START
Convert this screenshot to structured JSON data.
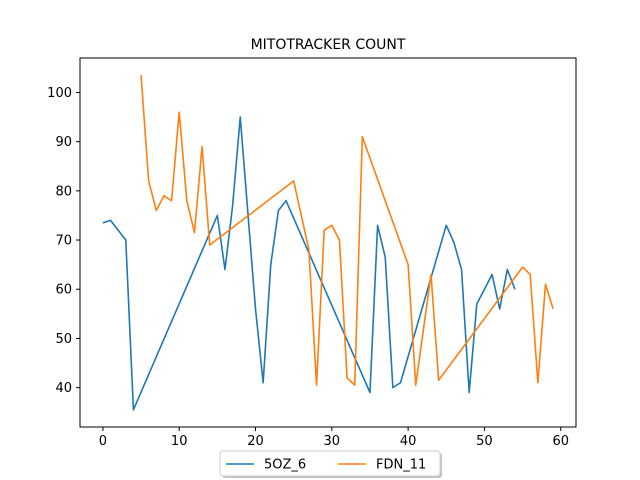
{
  "chart_data": {
    "type": "line",
    "title": "MITOTRACKER COUNT",
    "xlabel": "",
    "ylabel": "",
    "xlim": [
      -3,
      62
    ],
    "ylim": [
      32,
      107
    ],
    "xticks": [
      0,
      10,
      20,
      30,
      40,
      50,
      60
    ],
    "yticks": [
      40,
      50,
      60,
      70,
      80,
      90,
      100
    ],
    "grid": false,
    "legend_position": "bottom-center",
    "series": [
      {
        "name": "5OZ_6",
        "color": "#1f77b4",
        "x": [
          0,
          1,
          3,
          4,
          15,
          16,
          17,
          18,
          20,
          21,
          22,
          23,
          24,
          35,
          36,
          37,
          38,
          39,
          42,
          45,
          46,
          47,
          48,
          49,
          51,
          52,
          53,
          54
        ],
        "y": [
          73.5,
          74,
          70,
          35.5,
          75,
          64,
          77,
          95,
          56,
          41,
          65,
          76,
          78,
          39,
          73,
          66.5,
          40,
          41,
          57,
          73,
          69.5,
          64,
          39,
          57,
          63,
          56,
          64,
          60
        ]
      },
      {
        "name": "FDN_11",
        "color": "#ff7f0e",
        "x": [
          5,
          6,
          7,
          8,
          9,
          10,
          11,
          12,
          13,
          14,
          25,
          27,
          28,
          29,
          30,
          31,
          32,
          33,
          34,
          40,
          41,
          43,
          44,
          55,
          56,
          57,
          58,
          59
        ],
        "y": [
          103.5,
          82,
          76,
          79,
          78,
          96,
          78,
          71.5,
          89,
          69,
          82,
          68,
          40.5,
          72,
          73,
          70,
          42,
          40.5,
          91,
          65,
          40.5,
          63,
          41.5,
          64.5,
          63,
          41,
          61,
          56
        ]
      }
    ]
  }
}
END
• What needs to be done
Repeat the records word for word. Any picture in them should be left out.

• Task output
Convert this screenshot to structured JSON data.
{
  "chart_data": {
    "type": "line",
    "title": "MITOTRACKER COUNT",
    "xlabel": "",
    "ylabel": "",
    "xlim": [
      -3,
      62
    ],
    "ylim": [
      32,
      107
    ],
    "xticks": [
      0,
      10,
      20,
      30,
      40,
      50,
      60
    ],
    "yticks": [
      40,
      50,
      60,
      70,
      80,
      90,
      100
    ],
    "grid": false,
    "legend_position": "bottom-center",
    "series": [
      {
        "name": "5OZ_6",
        "color": "#1f77b4",
        "x": [
          0,
          1,
          3,
          4,
          15,
          16,
          17,
          18,
          20,
          21,
          22,
          23,
          24,
          35,
          36,
          37,
          38,
          39,
          42,
          45,
          46,
          47,
          48,
          49,
          51,
          52,
          53,
          54
        ],
        "y": [
          73.5,
          74,
          70,
          35.5,
          75,
          64,
          77,
          95,
          56,
          41,
          65,
          76,
          78,
          39,
          73,
          66.5,
          40,
          41,
          57,
          73,
          69.5,
          64,
          39,
          57,
          63,
          56,
          64,
          60
        ]
      },
      {
        "name": "FDN_11",
        "color": "#ff7f0e",
        "x": [
          5,
          6,
          7,
          8,
          9,
          10,
          11,
          12,
          13,
          14,
          25,
          27,
          28,
          29,
          30,
          31,
          32,
          33,
          34,
          40,
          41,
          43,
          44,
          55,
          56,
          57,
          58,
          59
        ],
        "y": [
          103.5,
          82,
          76,
          79,
          78,
          96,
          78,
          71.5,
          89,
          69,
          82,
          68,
          40.5,
          72,
          73,
          70,
          42,
          40.5,
          91,
          65,
          40.5,
          63,
          41.5,
          64.5,
          63,
          41,
          61,
          56
        ]
      }
    ]
  }
}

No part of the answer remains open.